---------- Supplied information

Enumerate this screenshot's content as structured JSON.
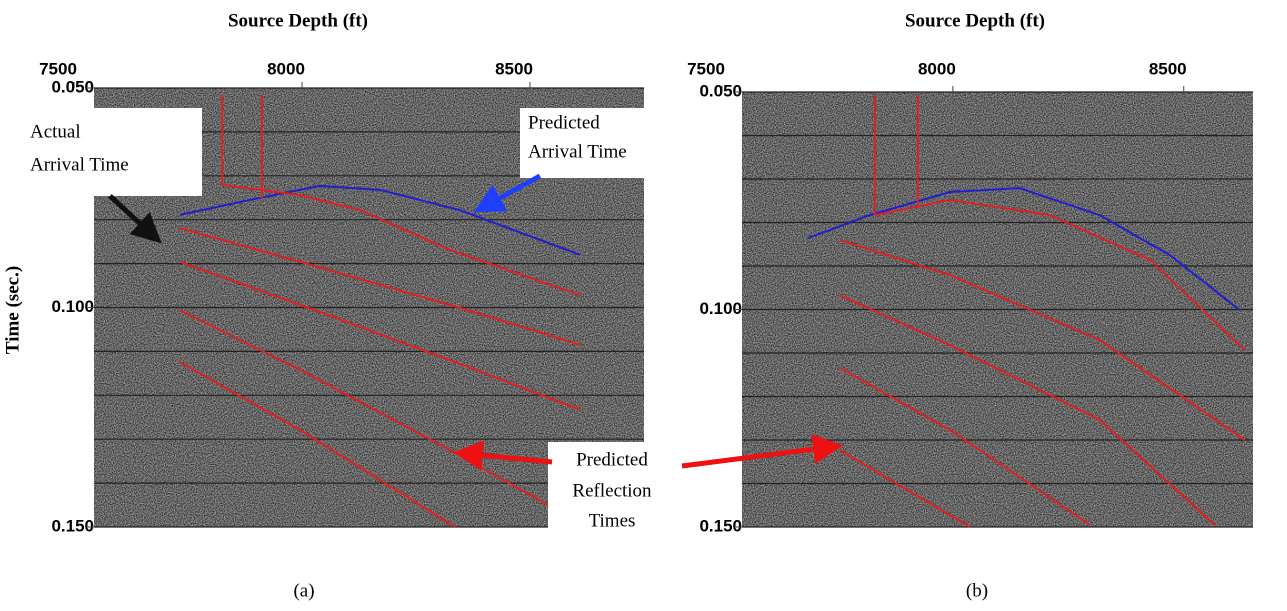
{
  "chart_data": [
    {
      "type": "line",
      "title": "Source Depth (ft)",
      "y_label": "Time (sec.)",
      "label": "(a)",
      "xlim": [
        7500,
        8750
      ],
      "xticks": [
        7500,
        8000,
        8500
      ],
      "ylim": [
        0.05,
        0.15
      ],
      "yticks": [
        {
          "value": 0.05,
          "label": "0.050"
        },
        {
          "value": 0.1,
          "label": "0.100"
        },
        {
          "value": 0.15,
          "label": "0.150"
        }
      ],
      "ygrid": [
        0.05,
        0.06,
        0.07,
        0.08,
        0.09,
        0.1,
        0.11,
        0.12,
        0.13,
        0.14,
        0.15
      ],
      "series": [
        {
          "color": "#1f1fd0",
          "x": [
            7732,
            7886,
            8039,
            8171,
            8346,
            8610
          ],
          "values": [
            0.0789,
            0.0755,
            0.0723,
            0.0732,
            0.0778,
            0.088
          ]
        },
        {
          "color": "#e02020",
          "x": [
            7825,
            7825
          ],
          "values": [
            0.0516,
            0.0721
          ]
        },
        {
          "color": "#e02020",
          "x": [
            7912,
            7912
          ],
          "values": [
            0.0516,
            0.0751
          ]
        },
        {
          "color": "#e02020",
          "x": [
            7825,
            7996,
            8127,
            8325,
            8610
          ],
          "values": [
            0.0721,
            0.0744,
            0.0778,
            0.0869,
            0.0972
          ]
        },
        {
          "color": "#e02020",
          "x": [
            7732,
            7996,
            8325,
            8610
          ],
          "values": [
            0.0819,
            0.0896,
            0.0994,
            0.1085
          ]
        },
        {
          "color": "#e02020",
          "x": [
            7732,
            7996,
            8325,
            8610
          ],
          "values": [
            0.0896,
            0.0994,
            0.112,
            0.1233
          ]
        },
        {
          "color": "#e02020",
          "x": [
            7732,
            7996,
            8325,
            8599
          ],
          "values": [
            0.1006,
            0.1142,
            0.1325,
            0.1484
          ]
        },
        {
          "color": "#e02020",
          "x": [
            7732,
            7996,
            8336
          ],
          "values": [
            0.1124,
            0.1279,
            0.15
          ]
        }
      ],
      "annotations": [
        [
          "Actual",
          "Arrival Time"
        ],
        [
          "Predicted",
          "Arrival Time"
        ],
        [
          "Predicted",
          "Reflection",
          "Times"
        ]
      ]
    },
    {
      "type": "line",
      "title": "Source Depth (ft)",
      "label": "(b)",
      "xlim": [
        7500,
        8650
      ],
      "xticks": [
        7500,
        8000,
        8500
      ],
      "ylim": [
        0.05,
        0.15
      ],
      "yticks": [
        {
          "value": 0.05,
          "label": "0.050"
        },
        {
          "value": 0.1,
          "label": "0.100"
        },
        {
          "value": 0.15,
          "label": "0.150"
        }
      ],
      "ygrid": [
        0.05,
        0.06,
        0.07,
        0.08,
        0.09,
        0.1,
        0.11,
        0.12,
        0.13,
        0.14,
        0.15
      ],
      "series": [
        {
          "color": "#1f1fd0",
          "x": [
            7686,
            7820,
            7994,
            8145,
            8318,
            8470,
            8621
          ],
          "values": [
            0.0836,
            0.0783,
            0.073,
            0.0721,
            0.0783,
            0.0875,
            0.1001
          ]
        },
        {
          "color": "#e02020",
          "x": [
            7831,
            7831
          ],
          "values": [
            0.0507,
            0.0783
          ]
        },
        {
          "color": "#e02020",
          "x": [
            7924,
            7924
          ],
          "values": [
            0.0507,
            0.076
          ]
        },
        {
          "color": "#e02020",
          "x": [
            7831,
            7994,
            8210,
            8427,
            8632
          ],
          "values": [
            0.0783,
            0.0748,
            0.0783,
            0.0886,
            0.1093
          ]
        },
        {
          "color": "#e02020",
          "x": [
            7755,
            7994,
            8318,
            8632
          ],
          "values": [
            0.084,
            0.0921,
            0.107,
            0.13
          ]
        },
        {
          "color": "#e02020",
          "x": [
            7755,
            7994,
            8318,
            8567
          ],
          "values": [
            0.0967,
            0.1082,
            0.1254,
            0.1495
          ]
        },
        {
          "color": "#e02020",
          "x": [
            7755,
            7994,
            8297
          ],
          "values": [
            0.1134,
            0.1277,
            0.1495
          ]
        },
        {
          "color": "#e02020",
          "x": [
            7755,
            8037
          ],
          "values": [
            0.1323,
            0.15
          ]
        }
      ]
    }
  ]
}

--------------------

• [Work to complete]
Reproduce the data above in full, exactly as it is, with the pictures left out.

• [Result]
Enumerate this screenshot's content as structured JSON.
{
  "chart_data": [
    {
      "type": "line",
      "title": "Source Depth (ft)",
      "y_label": "Time (sec.)",
      "label": "(a)",
      "xlim": [
        7500,
        8750
      ],
      "xticks": [
        7500,
        8000,
        8500
      ],
      "ylim": [
        0.05,
        0.15
      ],
      "yticks": [
        {
          "value": 0.05,
          "label": "0.050"
        },
        {
          "value": 0.1,
          "label": "0.100"
        },
        {
          "value": 0.15,
          "label": "0.150"
        }
      ],
      "ygrid": [
        0.05,
        0.06,
        0.07,
        0.08,
        0.09,
        0.1,
        0.11,
        0.12,
        0.13,
        0.14,
        0.15
      ],
      "series": [
        {
          "color": "#1f1fd0",
          "x": [
            7732,
            7886,
            8039,
            8171,
            8346,
            8610
          ],
          "values": [
            0.0789,
            0.0755,
            0.0723,
            0.0732,
            0.0778,
            0.088
          ]
        },
        {
          "color": "#e02020",
          "x": [
            7825,
            7825
          ],
          "values": [
            0.0516,
            0.0721
          ]
        },
        {
          "color": "#e02020",
          "x": [
            7912,
            7912
          ],
          "values": [
            0.0516,
            0.0751
          ]
        },
        {
          "color": "#e02020",
          "x": [
            7825,
            7996,
            8127,
            8325,
            8610
          ],
          "values": [
            0.0721,
            0.0744,
            0.0778,
            0.0869,
            0.0972
          ]
        },
        {
          "color": "#e02020",
          "x": [
            7732,
            7996,
            8325,
            8610
          ],
          "values": [
            0.0819,
            0.0896,
            0.0994,
            0.1085
          ]
        },
        {
          "color": "#e02020",
          "x": [
            7732,
            7996,
            8325,
            8610
          ],
          "values": [
            0.0896,
            0.0994,
            0.112,
            0.1233
          ]
        },
        {
          "color": "#e02020",
          "x": [
            7732,
            7996,
            8325,
            8599
          ],
          "values": [
            0.1006,
            0.1142,
            0.1325,
            0.1484
          ]
        },
        {
          "color": "#e02020",
          "x": [
            7732,
            7996,
            8336
          ],
          "values": [
            0.1124,
            0.1279,
            0.15
          ]
        }
      ],
      "annotations": [
        [
          "Actual",
          "Arrival Time"
        ],
        [
          "Predicted",
          "Arrival Time"
        ],
        [
          "Predicted",
          "Reflection",
          "Times"
        ]
      ]
    },
    {
      "type": "line",
      "title": "Source Depth (ft)",
      "label": "(b)",
      "xlim": [
        7500,
        8650
      ],
      "xticks": [
        7500,
        8000,
        8500
      ],
      "ylim": [
        0.05,
        0.15
      ],
      "yticks": [
        {
          "value": 0.05,
          "label": "0.050"
        },
        {
          "value": 0.1,
          "label": "0.100"
        },
        {
          "value": 0.15,
          "label": "0.150"
        }
      ],
      "ygrid": [
        0.05,
        0.06,
        0.07,
        0.08,
        0.09,
        0.1,
        0.11,
        0.12,
        0.13,
        0.14,
        0.15
      ],
      "series": [
        {
          "color": "#1f1fd0",
          "x": [
            7686,
            7820,
            7994,
            8145,
            8318,
            8470,
            8621
          ],
          "values": [
            0.0836,
            0.0783,
            0.073,
            0.0721,
            0.0783,
            0.0875,
            0.1001
          ]
        },
        {
          "color": "#e02020",
          "x": [
            7831,
            7831
          ],
          "values": [
            0.0507,
            0.0783
          ]
        },
        {
          "color": "#e02020",
          "x": [
            7924,
            7924
          ],
          "values": [
            0.0507,
            0.076
          ]
        },
        {
          "color": "#e02020",
          "x": [
            7831,
            7994,
            8210,
            8427,
            8632
          ],
          "values": [
            0.0783,
            0.0748,
            0.0783,
            0.0886,
            0.1093
          ]
        },
        {
          "color": "#e02020",
          "x": [
            7755,
            7994,
            8318,
            8632
          ],
          "values": [
            0.084,
            0.0921,
            0.107,
            0.13
          ]
        },
        {
          "color": "#e02020",
          "x": [
            7755,
            7994,
            8318,
            8567
          ],
          "values": [
            0.0967,
            0.1082,
            0.1254,
            0.1495
          ]
        },
        {
          "color": "#e02020",
          "x": [
            7755,
            7994,
            8297
          ],
          "values": [
            0.1134,
            0.1277,
            0.1495
          ]
        },
        {
          "color": "#e02020",
          "x": [
            7755,
            8037
          ],
          "values": [
            0.1323,
            0.15
          ]
        }
      ]
    }
  ]
}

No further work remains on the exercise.